___ STORED RECORDS
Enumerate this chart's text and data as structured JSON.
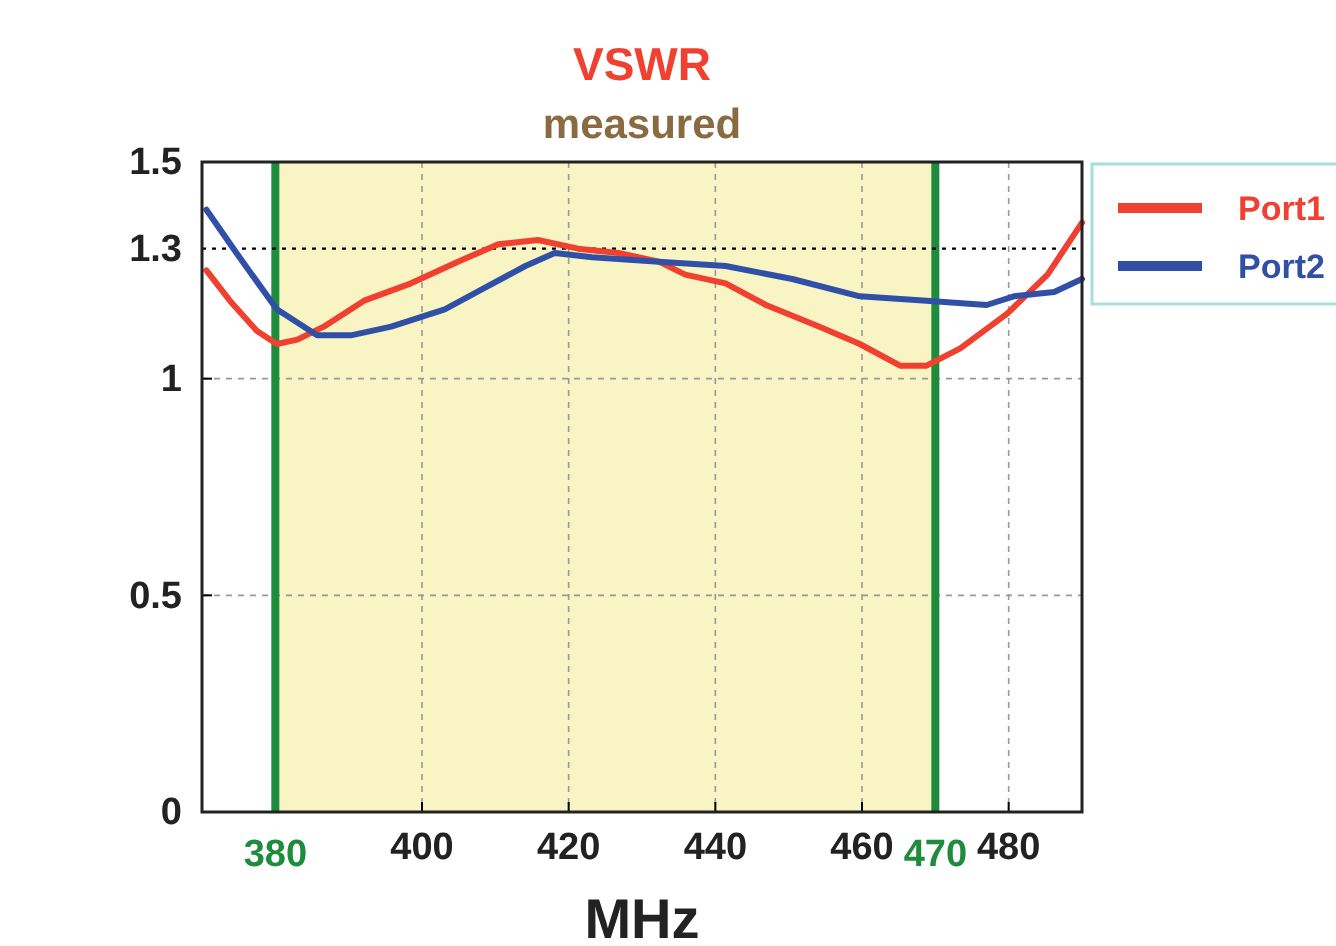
{
  "chart_data": {
    "type": "line",
    "title": "VSWR",
    "subtitle": "measured",
    "xlabel": "MHz",
    "xlim": [
      370,
      490
    ],
    "xticks": [
      400,
      420,
      440,
      460,
      480
    ],
    "ylim": [
      0,
      1.5
    ],
    "yticks": [
      0,
      0.5,
      1,
      1.5
    ],
    "grid": true,
    "legend": "top right",
    "line_style": "solid",
    "marker": "none",
    "bands": [
      {
        "axis": "x",
        "from": 380,
        "to": 470,
        "color": "#f8f4c4"
      }
    ],
    "ref_lines": [
      {
        "axis": "x",
        "value": 380,
        "label": "380",
        "color": "#1e8c3c",
        "line_style": "solid"
      },
      {
        "axis": "x",
        "value": 470,
        "label": "470",
        "color": "#1e8c3c",
        "line_style": "solid"
      },
      {
        "axis": "y",
        "value": 1.3,
        "label": "1.3",
        "color": "#000000",
        "line_style": "dotted"
      }
    ],
    "series": [
      {
        "name": "Port1",
        "color": "#f04030",
        "x": [
          370.6,
          373.8,
          377.5,
          380.2,
          383,
          386.6,
          392.1,
          398.5,
          404.9,
          410.4,
          415.8,
          421.3,
          426.8,
          432.3,
          435.9,
          441.4,
          446.9,
          454.2,
          459.7,
          465.2,
          468.8,
          473.4,
          479.8,
          485.3,
          490
        ],
        "values": [
          1.25,
          1.18,
          1.11,
          1.08,
          1.09,
          1.12,
          1.18,
          1.22,
          1.27,
          1.31,
          1.32,
          1.3,
          1.29,
          1.27,
          1.24,
          1.22,
          1.17,
          1.12,
          1.08,
          1.03,
          1.03,
          1.07,
          1.15,
          1.24,
          1.36
        ]
      },
      {
        "name": "Port2",
        "color": "#3050a8",
        "x": [
          370.6,
          374.7,
          380.2,
          385.7,
          390.3,
          395.8,
          403.1,
          408.6,
          414.1,
          418.1,
          423.2,
          432.3,
          441.4,
          450.5,
          459.7,
          468.8,
          477,
          480.7,
          486.2,
          490
        ],
        "values": [
          1.39,
          1.29,
          1.16,
          1.1,
          1.1,
          1.12,
          1.16,
          1.21,
          1.26,
          1.29,
          1.28,
          1.27,
          1.26,
          1.23,
          1.19,
          1.18,
          1.17,
          1.19,
          1.2,
          1.23
        ]
      }
    ]
  }
}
______
WHAT IS ASKED:
Exactly how many lines contain "color"? State the number and nothing else.

RESPONSE FOR THIS EXERCISE:
6